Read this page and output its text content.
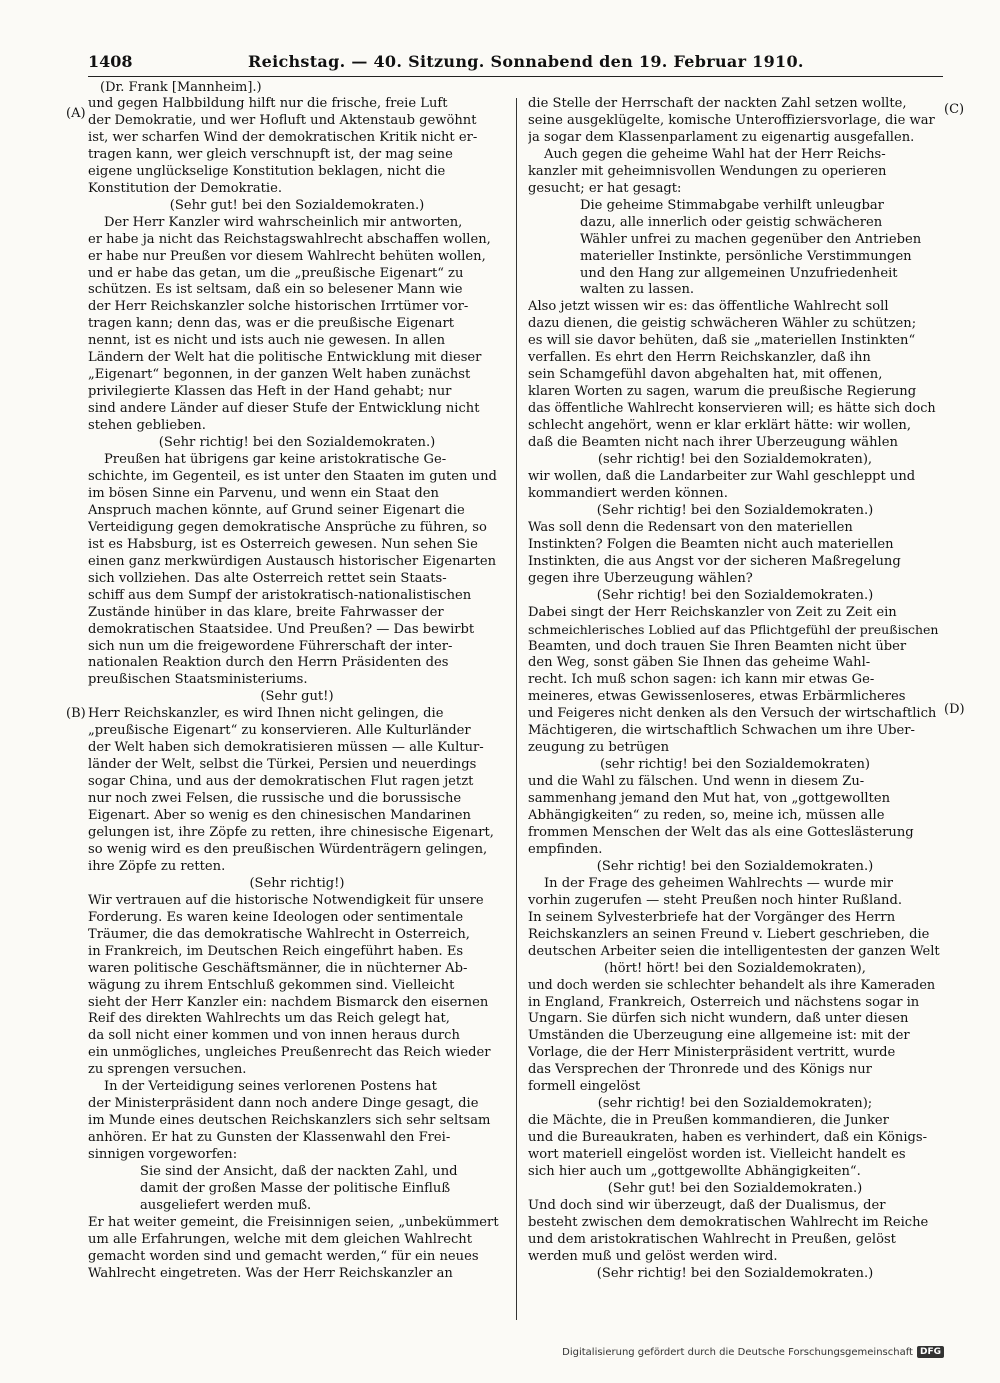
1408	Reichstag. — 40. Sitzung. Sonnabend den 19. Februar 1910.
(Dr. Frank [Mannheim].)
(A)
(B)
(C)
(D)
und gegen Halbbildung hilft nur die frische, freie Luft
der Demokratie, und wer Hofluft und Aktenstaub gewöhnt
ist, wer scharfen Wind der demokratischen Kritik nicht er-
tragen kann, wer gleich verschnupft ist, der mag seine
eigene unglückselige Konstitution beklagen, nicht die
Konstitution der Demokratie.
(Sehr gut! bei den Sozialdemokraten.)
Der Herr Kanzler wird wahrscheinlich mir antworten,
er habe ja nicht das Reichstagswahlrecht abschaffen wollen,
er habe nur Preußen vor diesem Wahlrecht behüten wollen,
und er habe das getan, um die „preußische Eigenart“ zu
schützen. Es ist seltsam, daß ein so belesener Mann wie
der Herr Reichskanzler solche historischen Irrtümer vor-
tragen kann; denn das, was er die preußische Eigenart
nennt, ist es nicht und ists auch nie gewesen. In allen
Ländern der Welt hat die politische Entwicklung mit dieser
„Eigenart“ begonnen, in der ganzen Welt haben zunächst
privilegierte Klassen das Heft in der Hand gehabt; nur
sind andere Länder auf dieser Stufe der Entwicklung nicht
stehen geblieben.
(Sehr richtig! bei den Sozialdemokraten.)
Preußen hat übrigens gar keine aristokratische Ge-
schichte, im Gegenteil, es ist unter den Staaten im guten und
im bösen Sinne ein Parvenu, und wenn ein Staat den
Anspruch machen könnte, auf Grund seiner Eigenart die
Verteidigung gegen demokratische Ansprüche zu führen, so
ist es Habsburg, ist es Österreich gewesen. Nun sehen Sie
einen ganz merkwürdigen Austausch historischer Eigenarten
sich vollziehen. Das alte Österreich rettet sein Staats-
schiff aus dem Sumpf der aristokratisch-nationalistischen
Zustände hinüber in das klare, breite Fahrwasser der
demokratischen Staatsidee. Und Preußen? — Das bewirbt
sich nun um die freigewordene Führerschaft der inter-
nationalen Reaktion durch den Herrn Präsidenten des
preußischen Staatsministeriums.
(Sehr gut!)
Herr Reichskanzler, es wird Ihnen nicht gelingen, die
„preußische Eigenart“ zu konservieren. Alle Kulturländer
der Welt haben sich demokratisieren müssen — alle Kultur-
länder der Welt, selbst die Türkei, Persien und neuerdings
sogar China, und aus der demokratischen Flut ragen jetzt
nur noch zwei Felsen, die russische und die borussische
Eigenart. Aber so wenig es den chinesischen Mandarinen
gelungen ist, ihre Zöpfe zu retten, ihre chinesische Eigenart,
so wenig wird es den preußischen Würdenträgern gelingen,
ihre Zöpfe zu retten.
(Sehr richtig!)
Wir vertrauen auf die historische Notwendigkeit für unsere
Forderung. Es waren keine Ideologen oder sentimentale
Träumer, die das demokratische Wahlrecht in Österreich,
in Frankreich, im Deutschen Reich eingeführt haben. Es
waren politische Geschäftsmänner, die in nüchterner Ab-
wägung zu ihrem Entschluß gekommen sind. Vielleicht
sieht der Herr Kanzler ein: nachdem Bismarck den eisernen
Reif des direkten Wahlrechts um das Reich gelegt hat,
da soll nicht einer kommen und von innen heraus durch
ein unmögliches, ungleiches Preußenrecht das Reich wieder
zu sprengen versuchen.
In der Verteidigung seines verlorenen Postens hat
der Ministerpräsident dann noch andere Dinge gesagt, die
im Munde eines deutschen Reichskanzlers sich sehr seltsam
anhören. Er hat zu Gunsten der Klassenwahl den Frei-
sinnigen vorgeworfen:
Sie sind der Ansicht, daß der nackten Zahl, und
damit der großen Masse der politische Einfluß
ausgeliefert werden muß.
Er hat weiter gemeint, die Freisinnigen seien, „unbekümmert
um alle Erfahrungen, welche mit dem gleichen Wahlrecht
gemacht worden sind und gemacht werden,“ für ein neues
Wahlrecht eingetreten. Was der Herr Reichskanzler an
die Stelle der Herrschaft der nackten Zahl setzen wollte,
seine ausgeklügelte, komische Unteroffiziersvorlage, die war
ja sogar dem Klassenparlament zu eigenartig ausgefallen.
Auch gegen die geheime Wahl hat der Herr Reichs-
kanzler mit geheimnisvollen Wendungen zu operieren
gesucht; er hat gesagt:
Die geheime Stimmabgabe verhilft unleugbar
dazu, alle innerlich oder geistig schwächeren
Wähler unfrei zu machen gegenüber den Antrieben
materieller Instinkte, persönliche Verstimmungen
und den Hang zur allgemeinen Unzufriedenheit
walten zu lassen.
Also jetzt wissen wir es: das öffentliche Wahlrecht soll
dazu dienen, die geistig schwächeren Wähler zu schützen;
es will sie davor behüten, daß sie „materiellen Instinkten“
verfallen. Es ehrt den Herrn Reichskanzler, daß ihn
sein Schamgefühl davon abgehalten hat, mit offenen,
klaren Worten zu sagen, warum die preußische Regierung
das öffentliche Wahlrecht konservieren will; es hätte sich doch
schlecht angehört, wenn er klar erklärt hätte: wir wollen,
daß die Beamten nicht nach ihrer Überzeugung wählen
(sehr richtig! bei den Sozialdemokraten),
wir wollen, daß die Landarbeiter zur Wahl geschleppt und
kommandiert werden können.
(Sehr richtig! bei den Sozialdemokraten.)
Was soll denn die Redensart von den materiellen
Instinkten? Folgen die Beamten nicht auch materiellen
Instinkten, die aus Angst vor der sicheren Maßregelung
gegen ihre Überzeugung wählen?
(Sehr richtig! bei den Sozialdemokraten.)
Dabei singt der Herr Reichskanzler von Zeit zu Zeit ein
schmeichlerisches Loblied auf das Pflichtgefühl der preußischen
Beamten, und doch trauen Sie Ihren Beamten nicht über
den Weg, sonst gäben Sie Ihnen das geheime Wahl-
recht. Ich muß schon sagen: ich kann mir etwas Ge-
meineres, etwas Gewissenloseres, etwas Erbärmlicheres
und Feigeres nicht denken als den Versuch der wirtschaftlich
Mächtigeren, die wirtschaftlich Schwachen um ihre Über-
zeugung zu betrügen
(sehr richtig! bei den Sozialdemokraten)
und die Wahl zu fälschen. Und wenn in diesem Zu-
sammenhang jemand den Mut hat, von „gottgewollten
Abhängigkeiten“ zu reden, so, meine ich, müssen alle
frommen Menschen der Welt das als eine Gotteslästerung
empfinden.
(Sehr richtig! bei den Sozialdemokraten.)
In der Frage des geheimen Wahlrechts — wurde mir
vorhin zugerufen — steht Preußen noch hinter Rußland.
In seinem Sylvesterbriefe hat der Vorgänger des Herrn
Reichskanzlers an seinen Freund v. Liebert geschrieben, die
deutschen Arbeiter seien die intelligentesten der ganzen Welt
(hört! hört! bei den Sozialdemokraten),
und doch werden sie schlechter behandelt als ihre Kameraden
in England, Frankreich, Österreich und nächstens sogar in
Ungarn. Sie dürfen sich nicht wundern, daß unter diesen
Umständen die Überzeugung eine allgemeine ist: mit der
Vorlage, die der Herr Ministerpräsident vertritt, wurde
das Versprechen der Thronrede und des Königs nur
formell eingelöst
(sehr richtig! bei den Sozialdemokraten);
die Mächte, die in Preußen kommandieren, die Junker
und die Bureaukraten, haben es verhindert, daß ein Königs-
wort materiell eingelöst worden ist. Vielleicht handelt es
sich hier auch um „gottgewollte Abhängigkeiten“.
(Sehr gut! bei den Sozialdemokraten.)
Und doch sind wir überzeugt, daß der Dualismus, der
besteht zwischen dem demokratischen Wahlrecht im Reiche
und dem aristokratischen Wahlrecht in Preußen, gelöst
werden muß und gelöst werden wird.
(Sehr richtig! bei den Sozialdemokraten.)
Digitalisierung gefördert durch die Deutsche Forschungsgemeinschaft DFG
_ _ _
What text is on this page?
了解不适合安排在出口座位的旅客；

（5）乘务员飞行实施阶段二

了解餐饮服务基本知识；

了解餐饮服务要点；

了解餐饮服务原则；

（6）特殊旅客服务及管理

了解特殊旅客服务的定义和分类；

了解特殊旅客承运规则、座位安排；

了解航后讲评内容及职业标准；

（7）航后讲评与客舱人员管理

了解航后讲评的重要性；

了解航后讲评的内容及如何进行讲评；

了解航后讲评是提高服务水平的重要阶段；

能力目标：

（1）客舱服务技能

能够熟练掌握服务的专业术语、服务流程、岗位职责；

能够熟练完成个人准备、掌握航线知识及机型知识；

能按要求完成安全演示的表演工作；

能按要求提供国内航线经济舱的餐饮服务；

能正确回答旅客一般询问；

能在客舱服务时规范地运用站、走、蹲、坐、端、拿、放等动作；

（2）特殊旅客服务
_ _ _
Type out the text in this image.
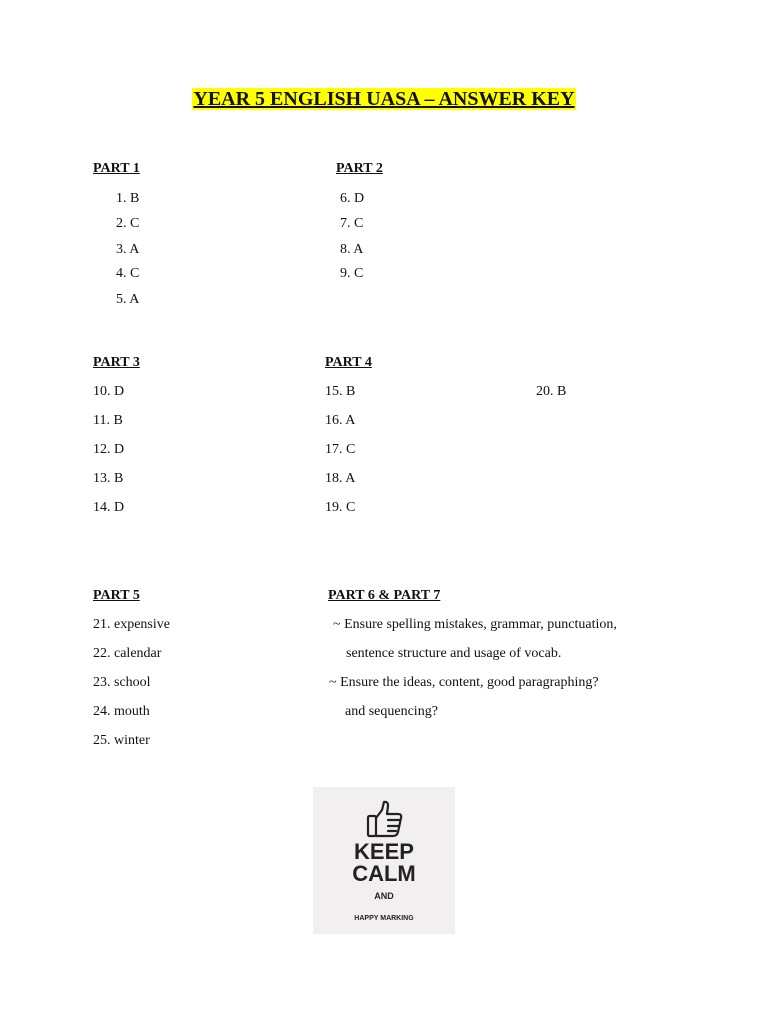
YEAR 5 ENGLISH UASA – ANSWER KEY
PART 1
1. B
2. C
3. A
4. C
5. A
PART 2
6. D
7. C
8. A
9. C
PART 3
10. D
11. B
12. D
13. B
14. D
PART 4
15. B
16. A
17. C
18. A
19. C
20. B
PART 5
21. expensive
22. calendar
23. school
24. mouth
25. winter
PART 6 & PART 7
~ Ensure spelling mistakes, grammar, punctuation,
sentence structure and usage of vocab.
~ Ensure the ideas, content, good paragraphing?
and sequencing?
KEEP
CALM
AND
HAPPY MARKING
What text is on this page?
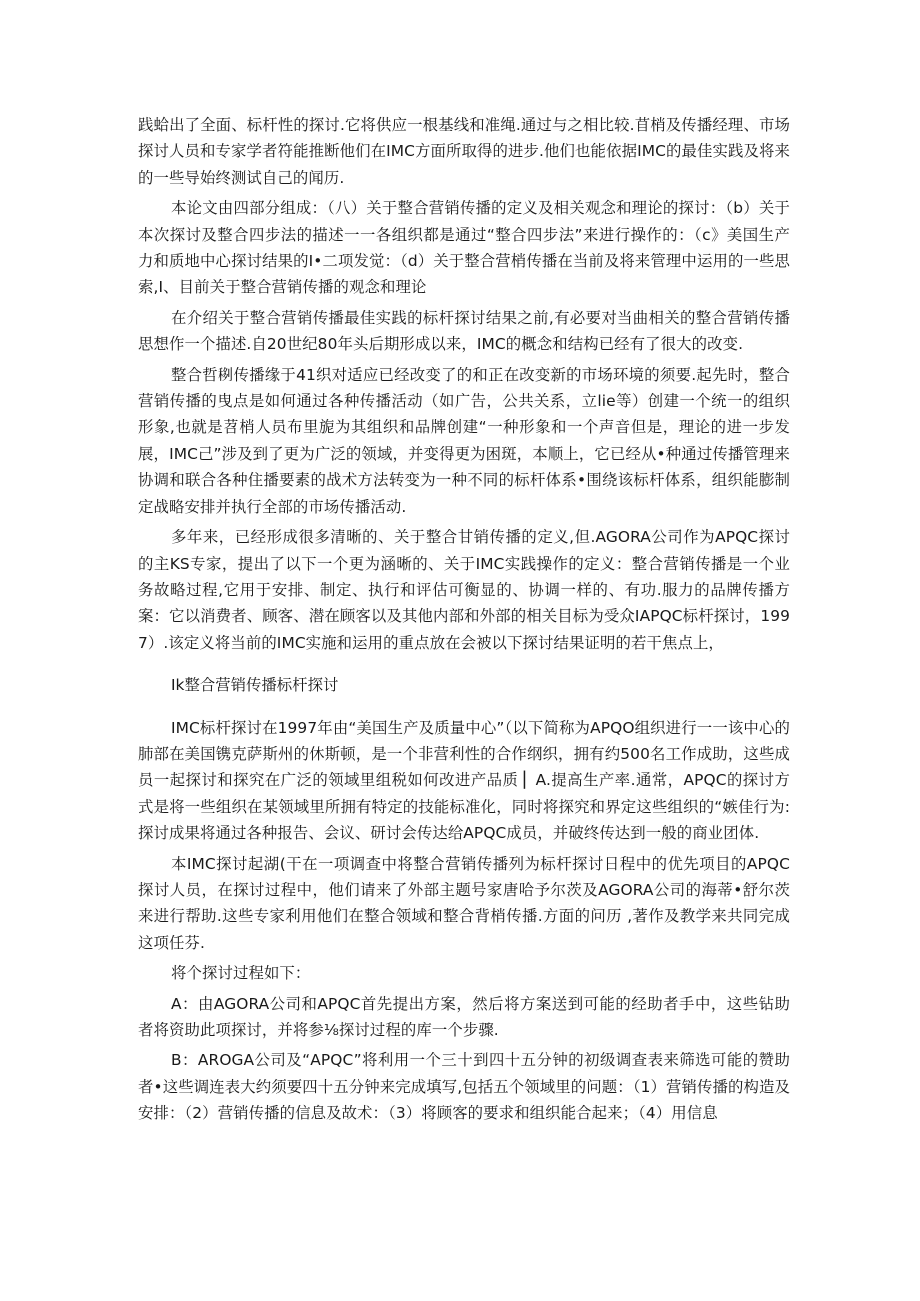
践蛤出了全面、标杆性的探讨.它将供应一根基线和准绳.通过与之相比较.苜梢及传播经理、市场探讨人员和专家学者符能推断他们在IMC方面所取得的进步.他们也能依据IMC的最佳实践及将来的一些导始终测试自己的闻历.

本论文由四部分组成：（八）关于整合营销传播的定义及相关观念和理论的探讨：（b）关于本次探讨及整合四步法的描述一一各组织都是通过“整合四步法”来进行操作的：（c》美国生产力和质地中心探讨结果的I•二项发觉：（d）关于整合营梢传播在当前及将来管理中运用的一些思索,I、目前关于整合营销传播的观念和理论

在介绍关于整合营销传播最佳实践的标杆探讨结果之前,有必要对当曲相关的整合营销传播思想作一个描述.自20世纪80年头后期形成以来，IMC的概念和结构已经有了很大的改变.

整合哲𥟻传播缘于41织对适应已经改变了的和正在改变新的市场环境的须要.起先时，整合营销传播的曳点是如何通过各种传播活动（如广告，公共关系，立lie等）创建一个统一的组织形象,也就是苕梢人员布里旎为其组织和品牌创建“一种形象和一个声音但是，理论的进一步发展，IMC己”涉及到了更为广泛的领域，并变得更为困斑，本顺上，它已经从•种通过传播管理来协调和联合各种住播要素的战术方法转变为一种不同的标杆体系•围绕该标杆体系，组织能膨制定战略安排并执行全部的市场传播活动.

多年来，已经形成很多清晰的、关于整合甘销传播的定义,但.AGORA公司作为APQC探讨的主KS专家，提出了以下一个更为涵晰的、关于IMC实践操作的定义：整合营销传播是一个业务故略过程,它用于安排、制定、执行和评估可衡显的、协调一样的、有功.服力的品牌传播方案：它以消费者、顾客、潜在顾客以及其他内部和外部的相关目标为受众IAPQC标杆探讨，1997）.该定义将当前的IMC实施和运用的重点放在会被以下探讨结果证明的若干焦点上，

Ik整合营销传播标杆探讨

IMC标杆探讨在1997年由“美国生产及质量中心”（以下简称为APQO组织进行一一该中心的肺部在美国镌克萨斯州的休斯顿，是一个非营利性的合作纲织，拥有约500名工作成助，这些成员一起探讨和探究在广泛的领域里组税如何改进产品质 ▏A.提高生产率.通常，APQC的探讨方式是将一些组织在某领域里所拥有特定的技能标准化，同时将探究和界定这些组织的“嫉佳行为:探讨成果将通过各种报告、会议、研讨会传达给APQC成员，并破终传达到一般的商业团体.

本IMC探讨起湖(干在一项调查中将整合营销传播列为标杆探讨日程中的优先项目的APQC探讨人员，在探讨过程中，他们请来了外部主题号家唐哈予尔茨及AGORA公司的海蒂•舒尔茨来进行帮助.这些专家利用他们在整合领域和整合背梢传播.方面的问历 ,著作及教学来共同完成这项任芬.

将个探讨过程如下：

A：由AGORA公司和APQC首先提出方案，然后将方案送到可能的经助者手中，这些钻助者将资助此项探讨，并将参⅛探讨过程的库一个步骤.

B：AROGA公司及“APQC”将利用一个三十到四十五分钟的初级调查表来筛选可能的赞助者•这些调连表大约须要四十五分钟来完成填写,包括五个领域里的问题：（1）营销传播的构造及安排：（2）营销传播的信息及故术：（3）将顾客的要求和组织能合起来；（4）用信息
_ _ _
Prompt - Review the preceding data and report every line that includes the string "schützen".

Answer below -
schützen. Es ist seltsam, daß ein so belesener Mann wie
dazu dienen, die geistig schwächeren Wähler zu schützen;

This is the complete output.